== PROBLEM TO WORK ON ==
Output every line of the data, from the first line through the line containing "y-tick-label: 6 — [30, 42, 38, 60]", as a Markdown table with the columns "Row" and "Line". Number the rows in order and leave out blank lines.

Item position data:
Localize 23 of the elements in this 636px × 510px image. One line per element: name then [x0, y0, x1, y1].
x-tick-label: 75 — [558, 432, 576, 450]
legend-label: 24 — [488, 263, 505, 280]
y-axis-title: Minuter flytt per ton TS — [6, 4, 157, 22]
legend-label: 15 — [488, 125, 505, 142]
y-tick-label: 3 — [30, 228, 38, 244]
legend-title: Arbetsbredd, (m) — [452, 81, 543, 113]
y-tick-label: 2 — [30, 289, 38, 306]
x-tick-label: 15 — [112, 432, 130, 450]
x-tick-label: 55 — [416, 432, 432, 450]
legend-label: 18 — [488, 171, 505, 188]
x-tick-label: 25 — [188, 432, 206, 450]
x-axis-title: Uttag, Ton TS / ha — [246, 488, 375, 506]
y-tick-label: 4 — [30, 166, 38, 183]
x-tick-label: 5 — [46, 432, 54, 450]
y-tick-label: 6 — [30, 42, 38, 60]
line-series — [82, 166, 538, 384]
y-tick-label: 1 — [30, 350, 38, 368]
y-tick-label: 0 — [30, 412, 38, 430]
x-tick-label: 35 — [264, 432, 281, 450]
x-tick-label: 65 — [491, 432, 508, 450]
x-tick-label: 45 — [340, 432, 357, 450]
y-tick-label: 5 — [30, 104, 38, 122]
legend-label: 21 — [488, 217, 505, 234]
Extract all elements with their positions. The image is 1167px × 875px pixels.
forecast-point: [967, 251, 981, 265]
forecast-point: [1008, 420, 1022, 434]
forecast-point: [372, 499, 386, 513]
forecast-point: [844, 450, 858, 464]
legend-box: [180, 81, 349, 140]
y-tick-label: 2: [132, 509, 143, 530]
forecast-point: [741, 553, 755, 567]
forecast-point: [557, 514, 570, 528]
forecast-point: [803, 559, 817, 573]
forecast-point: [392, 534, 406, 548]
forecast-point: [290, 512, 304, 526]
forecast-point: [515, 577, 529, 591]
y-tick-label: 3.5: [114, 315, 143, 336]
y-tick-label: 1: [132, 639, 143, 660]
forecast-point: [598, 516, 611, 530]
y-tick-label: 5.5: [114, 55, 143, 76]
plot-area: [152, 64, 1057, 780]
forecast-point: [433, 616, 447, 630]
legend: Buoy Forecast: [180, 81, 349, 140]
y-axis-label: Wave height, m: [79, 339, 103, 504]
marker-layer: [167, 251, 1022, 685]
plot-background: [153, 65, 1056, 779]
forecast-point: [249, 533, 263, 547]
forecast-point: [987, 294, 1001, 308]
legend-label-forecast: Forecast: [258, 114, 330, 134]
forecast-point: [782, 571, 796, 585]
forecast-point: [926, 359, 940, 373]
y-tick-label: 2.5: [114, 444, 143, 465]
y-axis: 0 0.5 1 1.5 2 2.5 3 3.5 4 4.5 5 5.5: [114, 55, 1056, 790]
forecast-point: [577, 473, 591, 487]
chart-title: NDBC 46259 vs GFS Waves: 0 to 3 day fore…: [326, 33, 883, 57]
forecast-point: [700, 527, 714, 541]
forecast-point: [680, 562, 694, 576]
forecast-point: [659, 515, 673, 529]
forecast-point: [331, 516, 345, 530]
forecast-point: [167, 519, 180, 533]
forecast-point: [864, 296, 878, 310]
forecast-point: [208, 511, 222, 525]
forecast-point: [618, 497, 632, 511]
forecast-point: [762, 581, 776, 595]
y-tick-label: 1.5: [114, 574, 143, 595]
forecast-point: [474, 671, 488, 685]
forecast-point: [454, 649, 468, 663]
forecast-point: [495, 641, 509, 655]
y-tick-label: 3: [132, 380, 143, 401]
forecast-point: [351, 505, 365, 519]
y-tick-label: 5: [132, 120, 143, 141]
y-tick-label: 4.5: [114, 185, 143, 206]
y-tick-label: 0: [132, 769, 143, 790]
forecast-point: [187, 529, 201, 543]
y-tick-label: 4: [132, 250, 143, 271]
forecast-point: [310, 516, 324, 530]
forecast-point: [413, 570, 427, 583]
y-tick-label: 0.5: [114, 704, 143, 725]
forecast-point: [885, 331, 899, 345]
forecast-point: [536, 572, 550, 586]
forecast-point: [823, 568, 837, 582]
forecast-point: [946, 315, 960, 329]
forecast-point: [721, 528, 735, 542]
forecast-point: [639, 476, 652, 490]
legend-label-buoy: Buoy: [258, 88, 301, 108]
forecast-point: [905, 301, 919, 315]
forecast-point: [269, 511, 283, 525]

== CORRECT ANSWER ==
| Row | Line |
|---|---|
| 1 | Localize 23 of the elements in this 636px × 510px image. One line per element: name then [x0, y0, x1, y1]. |
| 2 | x-tick-label: 75 — [558, 432, 576, 450] |
| 3 | legend-label: 24 — [488, 263, 505, 280] |
| 4 | y-axis-title: Minuter flytt per ton TS — [6, 4, 157, 22] |
| 5 | legend-label: 15 — [488, 125, 505, 142] |
| 6 | y-tick-label: 3 — [30, 228, 38, 244] |
| 7 | legend-title: Arbetsbredd, (m) — [452, 81, 543, 113] |
| 8 | y-tick-label: 2 — [30, 289, 38, 306] |
| 9 | x-tick-label: 15 — [112, 432, 130, 450] |
| 10 | x-tick-label: 55 — [416, 432, 432, 450] |
| 11 | legend-label: 18 — [488, 171, 505, 188] |
| 12 | x-tick-label: 25 — [188, 432, 206, 450] |
| 13 | x-axis-title: Uttag, Ton TS / ha — [246, 488, 375, 506] |
| 14 | y-tick-label: 4 — [30, 166, 38, 183] |
| 15 | x-tick-label: 5 — [46, 432, 54, 450] |
| 16 | y-tick-label: 6 — [30, 42, 38, 60] |